• YOUR TASKS
[1] According to the article on Putin and Berezovsky, what nickname does Putin's parliamentary party, United Russia, carry?
[2] Summarize the article on Putin and Berezovsky in two sentences.

• GIVEN TEXT
Putin Needs an Enemy After Berezovsky’s Death

Daily Beast

After Boris Berezovsky’s death, Vladimir Putin has a problem—who will play the villain to make him look like a superhero? Peter Pomerantsev reports.

If Vladimir Putin didn’t have exiled oligarch Boris Berezovsky as an enemy, the joke over the last decade in Moscow went, he would have needed to invent him. In the Kremlin narrative Berezovsky was the ideal caricature Penguin to Putin’s Batman: the evil Jewish schemer in his London palace looking to usurp good blonde Tsar Vlad. Whenever Putin had a problem state media would pin it on Berezovsky: Chechen terrorists have kidnapped a school in the Caucuses? Berezovsky is behind it. Pussy Riot? Berezovsky stooges.

Berezovsky became the symbol of the ideology Putin was presented as the antithesis of: the representative of the wild ’90s of oligarchs and Yeltsin and destitution, as opposed to the “stable” Putin era. Berezovsky was always the perfect foil, reveling in his role as the great schemer, claiming from his London exile he was behind the revolutions in Ukraine and Georgia, that he would do anything to get rid of Putin. For the last half decade at least, once his last allies in the Russian parliament had been sidelined, it’s unclear whether he had much influence left in Russia at all. So both sides played along: the Kremlin pretending Berezovsky was an all-powerful master of darkness, the other continuing to act as if he were.

There were always rumors, typically conspiratorial for Moscow, that Berezovsky was in fact working with Putin, the two playing out their roles in a choreographed dance. This is hugely dubious, but there was something distinctly theatrical about their sparring, two sides of one performance. Now Berezovsky is dead the Kremlin is faced with a problem: Who will fill the role of uber-baddie to Putin’s goodie?
The easiest thing would be to pluck another exiled oligarch out of the sin bin. Vladimir Gusinsky, the exiled 1990s media magnate, is still around. Jailed oil tycoon Mikhail Khodorkovsky’s allies are still at liberty in the West and make no secret of their grudge against the Kremlin. The problem for Putin is that his narrative as the brave warrior against oligarchical corruption has broken down. His rule is perceived to be just as, if not more, corrupt than the ’90s. His parliamentary party, United Russia, is nicknamed the “party of crooks and thieves.” Tales of his and his best friends’ yachts and castles are ubiquitous.

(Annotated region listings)
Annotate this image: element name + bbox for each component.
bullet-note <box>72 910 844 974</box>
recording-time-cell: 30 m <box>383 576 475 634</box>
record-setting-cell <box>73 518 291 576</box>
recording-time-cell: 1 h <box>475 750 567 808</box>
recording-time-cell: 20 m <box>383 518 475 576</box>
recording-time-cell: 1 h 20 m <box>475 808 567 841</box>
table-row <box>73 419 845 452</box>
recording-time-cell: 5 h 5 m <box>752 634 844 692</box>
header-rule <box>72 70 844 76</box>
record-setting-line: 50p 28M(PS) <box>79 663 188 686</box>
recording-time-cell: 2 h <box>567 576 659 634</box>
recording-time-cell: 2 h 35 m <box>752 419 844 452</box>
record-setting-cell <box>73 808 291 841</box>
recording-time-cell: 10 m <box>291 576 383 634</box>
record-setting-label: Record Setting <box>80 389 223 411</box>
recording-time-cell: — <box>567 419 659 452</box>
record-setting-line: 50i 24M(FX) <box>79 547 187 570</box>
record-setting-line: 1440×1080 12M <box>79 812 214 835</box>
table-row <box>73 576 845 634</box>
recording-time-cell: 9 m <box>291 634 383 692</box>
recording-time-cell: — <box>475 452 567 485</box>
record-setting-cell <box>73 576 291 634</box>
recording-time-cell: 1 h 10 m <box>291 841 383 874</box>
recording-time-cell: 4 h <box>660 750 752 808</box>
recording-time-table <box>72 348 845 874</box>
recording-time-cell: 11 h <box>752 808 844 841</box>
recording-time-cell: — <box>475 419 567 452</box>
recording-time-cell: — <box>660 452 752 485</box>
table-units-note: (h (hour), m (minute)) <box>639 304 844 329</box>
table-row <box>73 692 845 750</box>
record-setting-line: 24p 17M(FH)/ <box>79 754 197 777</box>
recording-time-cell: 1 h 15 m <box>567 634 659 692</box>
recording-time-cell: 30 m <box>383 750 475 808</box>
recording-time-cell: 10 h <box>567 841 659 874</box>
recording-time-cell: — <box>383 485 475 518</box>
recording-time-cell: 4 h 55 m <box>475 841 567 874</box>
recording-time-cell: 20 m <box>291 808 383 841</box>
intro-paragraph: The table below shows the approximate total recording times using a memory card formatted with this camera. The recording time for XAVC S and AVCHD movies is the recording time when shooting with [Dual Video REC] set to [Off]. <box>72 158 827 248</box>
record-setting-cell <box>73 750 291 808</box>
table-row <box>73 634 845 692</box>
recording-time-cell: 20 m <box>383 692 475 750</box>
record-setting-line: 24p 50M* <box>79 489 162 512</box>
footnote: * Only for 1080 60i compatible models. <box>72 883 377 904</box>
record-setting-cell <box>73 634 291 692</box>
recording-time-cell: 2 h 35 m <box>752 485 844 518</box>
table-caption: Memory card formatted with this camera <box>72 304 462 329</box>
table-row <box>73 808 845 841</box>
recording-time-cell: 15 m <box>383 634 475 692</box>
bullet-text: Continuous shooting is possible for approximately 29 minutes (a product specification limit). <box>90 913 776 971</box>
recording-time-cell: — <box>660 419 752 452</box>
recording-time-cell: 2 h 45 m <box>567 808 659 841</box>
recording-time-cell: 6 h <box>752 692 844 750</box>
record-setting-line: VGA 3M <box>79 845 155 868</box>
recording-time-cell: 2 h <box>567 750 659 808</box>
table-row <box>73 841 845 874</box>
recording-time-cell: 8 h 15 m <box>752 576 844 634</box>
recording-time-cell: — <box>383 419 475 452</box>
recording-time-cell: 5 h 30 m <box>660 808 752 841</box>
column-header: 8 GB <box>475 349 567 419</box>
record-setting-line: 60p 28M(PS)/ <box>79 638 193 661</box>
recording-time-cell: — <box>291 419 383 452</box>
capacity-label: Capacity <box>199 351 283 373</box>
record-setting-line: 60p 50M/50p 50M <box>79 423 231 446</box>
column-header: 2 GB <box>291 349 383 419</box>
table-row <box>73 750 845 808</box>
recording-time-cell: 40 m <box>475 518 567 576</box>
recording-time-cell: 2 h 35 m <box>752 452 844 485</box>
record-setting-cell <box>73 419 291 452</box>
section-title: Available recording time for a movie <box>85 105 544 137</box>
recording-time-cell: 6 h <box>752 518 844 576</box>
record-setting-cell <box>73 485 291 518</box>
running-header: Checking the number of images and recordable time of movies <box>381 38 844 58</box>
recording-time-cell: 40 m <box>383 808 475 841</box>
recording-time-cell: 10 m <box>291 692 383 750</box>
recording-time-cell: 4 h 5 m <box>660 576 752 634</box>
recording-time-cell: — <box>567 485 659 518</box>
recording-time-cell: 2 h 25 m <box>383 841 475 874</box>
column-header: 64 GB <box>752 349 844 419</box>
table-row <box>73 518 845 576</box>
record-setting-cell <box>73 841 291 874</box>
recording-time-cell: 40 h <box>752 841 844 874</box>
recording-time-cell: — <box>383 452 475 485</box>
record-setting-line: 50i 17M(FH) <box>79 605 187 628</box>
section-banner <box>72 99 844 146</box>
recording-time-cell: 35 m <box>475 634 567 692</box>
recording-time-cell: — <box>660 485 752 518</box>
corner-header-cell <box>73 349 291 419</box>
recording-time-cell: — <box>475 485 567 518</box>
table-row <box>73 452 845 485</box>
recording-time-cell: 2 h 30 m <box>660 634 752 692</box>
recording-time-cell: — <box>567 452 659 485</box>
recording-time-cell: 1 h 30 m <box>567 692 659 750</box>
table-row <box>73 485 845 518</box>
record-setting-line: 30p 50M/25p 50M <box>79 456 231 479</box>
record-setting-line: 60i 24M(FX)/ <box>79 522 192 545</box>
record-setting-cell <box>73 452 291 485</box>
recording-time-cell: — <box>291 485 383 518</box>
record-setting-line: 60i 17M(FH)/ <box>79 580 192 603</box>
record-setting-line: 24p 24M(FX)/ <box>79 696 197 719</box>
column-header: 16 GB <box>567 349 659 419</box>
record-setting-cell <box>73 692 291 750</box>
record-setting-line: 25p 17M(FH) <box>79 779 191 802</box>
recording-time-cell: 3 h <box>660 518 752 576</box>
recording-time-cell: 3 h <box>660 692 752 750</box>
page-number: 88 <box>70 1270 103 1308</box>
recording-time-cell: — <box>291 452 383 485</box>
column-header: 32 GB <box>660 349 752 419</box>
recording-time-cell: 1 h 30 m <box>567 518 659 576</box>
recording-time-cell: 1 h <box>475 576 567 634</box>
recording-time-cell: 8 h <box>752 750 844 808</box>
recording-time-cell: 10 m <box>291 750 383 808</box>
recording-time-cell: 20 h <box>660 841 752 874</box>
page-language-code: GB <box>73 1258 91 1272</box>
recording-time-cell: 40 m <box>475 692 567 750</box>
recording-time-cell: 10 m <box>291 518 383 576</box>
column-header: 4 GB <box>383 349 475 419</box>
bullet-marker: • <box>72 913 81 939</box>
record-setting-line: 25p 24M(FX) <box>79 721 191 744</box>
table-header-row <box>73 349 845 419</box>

• ANSWERS TO THE EXERCISE
[1] It is nicknamed the "party of crooks and thieves."

[2] With Boris Berezovsky dead, the Kremlin has lost the villain that state media blamed for Putin's problems, a role Berezovsky embraced from his London exile even though his actual influence in Russia had likely faded. Other exiled oligarchs could take his place, but Putin's image as a fighter against oligarchic corruption has broken down, since his rule is seen as at least as corrupt as the 1990s.